EXERCISE PROMPT: Search the listing for the string "Exercises" and copy every line that contains it.

RAW DATA:
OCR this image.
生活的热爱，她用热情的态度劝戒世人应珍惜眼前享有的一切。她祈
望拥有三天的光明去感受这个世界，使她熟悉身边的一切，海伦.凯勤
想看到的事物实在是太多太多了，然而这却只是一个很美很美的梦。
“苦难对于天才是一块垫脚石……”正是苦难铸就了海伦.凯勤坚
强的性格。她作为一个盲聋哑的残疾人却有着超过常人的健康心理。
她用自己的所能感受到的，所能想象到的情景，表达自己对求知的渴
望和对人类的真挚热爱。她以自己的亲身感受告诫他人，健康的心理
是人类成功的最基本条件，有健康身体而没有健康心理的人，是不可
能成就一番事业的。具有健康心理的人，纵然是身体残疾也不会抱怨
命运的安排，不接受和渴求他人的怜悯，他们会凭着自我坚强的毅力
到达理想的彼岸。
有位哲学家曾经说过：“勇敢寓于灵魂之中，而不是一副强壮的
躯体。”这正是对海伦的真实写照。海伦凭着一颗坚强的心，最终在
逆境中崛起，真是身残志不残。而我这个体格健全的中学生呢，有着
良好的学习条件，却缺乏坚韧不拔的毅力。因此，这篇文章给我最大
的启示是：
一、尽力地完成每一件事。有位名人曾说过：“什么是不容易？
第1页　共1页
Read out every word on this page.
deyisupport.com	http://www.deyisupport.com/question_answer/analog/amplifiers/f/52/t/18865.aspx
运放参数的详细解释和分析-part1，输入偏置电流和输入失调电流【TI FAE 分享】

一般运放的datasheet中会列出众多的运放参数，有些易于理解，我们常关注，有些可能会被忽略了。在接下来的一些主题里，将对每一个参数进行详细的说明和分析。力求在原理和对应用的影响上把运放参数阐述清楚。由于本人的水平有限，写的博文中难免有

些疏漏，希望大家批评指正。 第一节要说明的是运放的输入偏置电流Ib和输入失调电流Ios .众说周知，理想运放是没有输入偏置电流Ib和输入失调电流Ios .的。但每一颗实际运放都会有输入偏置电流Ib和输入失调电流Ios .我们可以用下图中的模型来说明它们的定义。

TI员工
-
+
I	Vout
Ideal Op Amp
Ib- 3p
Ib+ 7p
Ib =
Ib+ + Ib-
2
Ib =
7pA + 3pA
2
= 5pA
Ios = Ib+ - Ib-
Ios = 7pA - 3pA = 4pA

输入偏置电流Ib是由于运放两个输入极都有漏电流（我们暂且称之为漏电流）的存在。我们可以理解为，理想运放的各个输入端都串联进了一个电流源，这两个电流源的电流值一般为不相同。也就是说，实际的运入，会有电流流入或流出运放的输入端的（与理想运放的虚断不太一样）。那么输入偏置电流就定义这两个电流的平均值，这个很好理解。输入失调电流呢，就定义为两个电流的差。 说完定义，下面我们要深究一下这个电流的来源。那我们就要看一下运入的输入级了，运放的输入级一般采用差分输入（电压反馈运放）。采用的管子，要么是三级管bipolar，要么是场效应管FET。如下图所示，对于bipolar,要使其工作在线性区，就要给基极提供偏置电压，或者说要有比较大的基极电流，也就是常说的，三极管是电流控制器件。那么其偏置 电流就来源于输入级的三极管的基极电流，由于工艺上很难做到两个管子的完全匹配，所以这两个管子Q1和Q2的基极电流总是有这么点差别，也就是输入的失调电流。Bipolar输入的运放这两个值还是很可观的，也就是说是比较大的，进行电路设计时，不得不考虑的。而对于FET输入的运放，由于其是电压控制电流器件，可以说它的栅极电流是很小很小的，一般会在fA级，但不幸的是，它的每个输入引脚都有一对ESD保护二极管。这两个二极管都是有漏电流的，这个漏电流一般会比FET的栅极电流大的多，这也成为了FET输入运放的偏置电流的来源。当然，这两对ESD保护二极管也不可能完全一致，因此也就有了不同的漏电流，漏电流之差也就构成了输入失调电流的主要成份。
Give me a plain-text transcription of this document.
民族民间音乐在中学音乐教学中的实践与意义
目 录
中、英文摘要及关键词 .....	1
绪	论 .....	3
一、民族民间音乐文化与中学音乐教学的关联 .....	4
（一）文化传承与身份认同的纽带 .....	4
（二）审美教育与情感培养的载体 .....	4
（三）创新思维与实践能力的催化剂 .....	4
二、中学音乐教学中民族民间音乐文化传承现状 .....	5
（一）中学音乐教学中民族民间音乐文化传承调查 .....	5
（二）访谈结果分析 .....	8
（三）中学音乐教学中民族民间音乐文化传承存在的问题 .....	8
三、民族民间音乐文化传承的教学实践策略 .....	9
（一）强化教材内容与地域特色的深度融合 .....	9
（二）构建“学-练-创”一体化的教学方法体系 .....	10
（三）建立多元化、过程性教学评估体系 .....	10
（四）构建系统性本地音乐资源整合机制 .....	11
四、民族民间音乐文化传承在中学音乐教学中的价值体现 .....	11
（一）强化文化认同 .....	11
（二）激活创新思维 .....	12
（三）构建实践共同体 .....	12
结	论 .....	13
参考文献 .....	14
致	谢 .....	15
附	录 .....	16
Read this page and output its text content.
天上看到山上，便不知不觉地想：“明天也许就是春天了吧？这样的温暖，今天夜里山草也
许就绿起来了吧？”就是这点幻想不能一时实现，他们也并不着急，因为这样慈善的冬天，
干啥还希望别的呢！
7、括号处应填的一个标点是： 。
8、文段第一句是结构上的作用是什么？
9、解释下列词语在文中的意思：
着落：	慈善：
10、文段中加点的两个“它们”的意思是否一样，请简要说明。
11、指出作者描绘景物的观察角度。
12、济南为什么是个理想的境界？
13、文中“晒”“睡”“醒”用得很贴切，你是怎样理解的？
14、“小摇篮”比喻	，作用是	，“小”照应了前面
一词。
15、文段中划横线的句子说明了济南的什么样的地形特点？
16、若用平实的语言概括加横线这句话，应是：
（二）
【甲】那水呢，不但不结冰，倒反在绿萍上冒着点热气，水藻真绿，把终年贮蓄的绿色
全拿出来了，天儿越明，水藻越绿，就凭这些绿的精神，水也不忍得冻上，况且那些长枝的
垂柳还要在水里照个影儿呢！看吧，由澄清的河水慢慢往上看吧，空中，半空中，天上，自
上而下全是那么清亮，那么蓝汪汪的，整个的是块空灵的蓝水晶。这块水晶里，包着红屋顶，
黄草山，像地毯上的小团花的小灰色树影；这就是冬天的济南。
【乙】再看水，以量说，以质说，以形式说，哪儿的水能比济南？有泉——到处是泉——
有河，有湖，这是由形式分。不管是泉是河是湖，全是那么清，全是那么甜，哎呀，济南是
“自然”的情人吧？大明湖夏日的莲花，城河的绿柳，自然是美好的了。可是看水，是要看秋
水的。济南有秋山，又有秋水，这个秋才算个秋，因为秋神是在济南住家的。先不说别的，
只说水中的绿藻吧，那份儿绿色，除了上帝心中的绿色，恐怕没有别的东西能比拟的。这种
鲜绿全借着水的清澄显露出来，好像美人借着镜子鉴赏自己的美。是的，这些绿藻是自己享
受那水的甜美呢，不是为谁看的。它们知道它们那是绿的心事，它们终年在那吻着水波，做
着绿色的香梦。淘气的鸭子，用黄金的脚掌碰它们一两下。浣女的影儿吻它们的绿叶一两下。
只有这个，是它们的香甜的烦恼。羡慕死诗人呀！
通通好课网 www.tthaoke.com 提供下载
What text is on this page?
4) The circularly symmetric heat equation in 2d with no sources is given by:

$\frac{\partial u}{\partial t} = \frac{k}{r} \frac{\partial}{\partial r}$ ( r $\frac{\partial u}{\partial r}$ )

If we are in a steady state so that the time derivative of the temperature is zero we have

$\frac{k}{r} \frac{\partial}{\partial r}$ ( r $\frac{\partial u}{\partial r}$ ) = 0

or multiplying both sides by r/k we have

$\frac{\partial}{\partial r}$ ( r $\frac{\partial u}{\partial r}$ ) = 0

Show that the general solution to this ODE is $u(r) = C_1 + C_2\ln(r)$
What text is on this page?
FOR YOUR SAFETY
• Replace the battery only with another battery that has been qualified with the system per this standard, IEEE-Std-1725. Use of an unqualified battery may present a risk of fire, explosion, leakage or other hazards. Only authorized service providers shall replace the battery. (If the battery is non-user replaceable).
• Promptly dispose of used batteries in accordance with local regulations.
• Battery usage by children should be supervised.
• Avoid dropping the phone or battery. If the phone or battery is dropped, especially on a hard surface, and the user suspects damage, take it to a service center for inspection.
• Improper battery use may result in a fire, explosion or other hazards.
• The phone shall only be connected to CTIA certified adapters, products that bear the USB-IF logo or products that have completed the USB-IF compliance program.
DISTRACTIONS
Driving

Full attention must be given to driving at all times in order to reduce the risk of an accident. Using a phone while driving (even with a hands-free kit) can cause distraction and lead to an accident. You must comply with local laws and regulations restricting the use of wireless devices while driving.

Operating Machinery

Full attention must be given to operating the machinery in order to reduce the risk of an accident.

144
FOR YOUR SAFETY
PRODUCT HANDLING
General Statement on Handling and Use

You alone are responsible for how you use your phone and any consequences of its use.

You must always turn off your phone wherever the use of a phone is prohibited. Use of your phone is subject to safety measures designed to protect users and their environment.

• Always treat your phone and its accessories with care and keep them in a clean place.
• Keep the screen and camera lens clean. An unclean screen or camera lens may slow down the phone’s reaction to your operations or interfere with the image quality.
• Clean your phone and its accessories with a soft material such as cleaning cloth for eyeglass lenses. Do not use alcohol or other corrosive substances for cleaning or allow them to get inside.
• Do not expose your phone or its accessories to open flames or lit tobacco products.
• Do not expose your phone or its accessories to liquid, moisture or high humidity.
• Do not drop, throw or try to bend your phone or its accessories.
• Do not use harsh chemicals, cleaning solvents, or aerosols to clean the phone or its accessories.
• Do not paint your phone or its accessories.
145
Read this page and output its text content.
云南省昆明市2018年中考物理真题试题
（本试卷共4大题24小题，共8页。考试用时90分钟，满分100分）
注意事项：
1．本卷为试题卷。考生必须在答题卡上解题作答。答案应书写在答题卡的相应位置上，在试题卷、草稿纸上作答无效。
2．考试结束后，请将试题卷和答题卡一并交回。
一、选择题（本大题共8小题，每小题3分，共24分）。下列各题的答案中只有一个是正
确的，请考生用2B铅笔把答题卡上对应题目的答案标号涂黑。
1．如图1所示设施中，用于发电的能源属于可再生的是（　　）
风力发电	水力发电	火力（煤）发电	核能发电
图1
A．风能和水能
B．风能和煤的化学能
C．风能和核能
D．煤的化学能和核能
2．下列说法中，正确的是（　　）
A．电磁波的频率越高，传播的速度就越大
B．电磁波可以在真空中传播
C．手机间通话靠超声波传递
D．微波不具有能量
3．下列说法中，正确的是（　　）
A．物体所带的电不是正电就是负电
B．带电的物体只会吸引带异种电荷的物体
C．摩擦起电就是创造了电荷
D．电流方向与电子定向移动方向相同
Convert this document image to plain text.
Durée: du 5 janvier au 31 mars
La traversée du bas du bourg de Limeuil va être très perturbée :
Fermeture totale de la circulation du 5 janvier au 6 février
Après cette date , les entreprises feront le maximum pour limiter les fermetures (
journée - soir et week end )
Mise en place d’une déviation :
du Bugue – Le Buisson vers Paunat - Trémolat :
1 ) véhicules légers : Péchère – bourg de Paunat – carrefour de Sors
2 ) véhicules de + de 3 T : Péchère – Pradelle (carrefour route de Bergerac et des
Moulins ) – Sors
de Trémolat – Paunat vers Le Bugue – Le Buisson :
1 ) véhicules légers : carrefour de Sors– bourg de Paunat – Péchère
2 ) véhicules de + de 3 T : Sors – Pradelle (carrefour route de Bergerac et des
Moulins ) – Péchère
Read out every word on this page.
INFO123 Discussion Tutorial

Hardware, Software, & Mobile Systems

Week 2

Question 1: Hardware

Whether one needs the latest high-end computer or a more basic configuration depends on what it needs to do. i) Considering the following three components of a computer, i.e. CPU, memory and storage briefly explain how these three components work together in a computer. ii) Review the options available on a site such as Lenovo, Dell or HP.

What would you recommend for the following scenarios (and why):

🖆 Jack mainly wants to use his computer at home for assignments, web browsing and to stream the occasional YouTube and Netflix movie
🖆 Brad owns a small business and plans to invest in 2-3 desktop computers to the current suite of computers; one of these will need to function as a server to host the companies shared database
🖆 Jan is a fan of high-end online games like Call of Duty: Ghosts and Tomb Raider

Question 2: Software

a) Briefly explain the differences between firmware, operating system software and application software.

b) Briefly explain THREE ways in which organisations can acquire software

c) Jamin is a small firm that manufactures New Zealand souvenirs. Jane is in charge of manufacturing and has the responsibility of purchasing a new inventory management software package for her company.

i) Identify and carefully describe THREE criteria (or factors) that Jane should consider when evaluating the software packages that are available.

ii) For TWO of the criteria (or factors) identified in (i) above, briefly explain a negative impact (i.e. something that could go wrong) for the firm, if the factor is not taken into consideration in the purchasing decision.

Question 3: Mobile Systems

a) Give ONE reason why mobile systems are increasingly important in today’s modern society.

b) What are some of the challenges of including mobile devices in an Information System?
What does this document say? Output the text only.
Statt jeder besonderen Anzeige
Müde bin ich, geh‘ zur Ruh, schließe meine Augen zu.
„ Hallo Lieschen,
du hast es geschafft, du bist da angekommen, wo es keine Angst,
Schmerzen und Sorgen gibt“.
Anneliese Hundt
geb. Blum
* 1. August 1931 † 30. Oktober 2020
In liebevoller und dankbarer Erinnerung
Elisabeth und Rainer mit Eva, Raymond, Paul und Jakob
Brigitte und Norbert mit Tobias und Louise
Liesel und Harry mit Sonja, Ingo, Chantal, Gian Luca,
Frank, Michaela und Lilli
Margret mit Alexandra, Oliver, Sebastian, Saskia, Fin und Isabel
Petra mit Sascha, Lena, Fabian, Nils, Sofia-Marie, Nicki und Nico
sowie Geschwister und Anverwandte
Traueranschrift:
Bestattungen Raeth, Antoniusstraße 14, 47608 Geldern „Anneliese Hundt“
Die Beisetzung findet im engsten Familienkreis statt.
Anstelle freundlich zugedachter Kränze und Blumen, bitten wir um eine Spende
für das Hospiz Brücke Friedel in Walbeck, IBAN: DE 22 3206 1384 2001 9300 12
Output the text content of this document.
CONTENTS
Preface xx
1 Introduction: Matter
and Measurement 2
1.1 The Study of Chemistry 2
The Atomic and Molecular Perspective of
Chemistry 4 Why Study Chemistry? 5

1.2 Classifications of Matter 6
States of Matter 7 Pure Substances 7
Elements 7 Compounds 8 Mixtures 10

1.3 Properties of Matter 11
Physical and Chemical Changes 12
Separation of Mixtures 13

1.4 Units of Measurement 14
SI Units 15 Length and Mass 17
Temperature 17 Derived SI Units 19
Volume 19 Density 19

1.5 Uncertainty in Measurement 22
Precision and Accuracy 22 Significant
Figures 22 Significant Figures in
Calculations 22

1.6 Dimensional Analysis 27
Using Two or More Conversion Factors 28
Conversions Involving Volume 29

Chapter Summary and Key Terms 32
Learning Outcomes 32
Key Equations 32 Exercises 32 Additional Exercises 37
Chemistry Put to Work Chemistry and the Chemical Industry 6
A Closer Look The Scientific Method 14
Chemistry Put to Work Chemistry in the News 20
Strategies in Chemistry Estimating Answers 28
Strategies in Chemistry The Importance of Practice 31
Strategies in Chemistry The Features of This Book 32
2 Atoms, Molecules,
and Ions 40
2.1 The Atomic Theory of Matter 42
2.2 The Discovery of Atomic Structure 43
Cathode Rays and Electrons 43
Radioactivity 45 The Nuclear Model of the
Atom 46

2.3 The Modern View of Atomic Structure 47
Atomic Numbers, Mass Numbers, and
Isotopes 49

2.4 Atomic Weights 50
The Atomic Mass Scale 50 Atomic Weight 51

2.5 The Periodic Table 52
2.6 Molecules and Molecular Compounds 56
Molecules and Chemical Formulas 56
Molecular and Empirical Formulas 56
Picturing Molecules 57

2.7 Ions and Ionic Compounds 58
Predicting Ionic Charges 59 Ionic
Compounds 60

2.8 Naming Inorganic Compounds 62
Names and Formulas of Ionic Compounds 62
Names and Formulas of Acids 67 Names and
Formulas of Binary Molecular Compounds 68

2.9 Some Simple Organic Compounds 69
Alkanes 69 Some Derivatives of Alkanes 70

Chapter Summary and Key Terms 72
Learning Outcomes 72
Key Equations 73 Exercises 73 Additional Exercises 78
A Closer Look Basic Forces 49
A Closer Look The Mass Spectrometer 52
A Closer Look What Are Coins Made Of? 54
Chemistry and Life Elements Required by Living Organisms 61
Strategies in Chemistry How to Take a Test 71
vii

SOLUTION:
Key Equations 32 Exercises 32 Additional Exercises 37
Key Equations 73 Exercises 73 Additional Exercises 78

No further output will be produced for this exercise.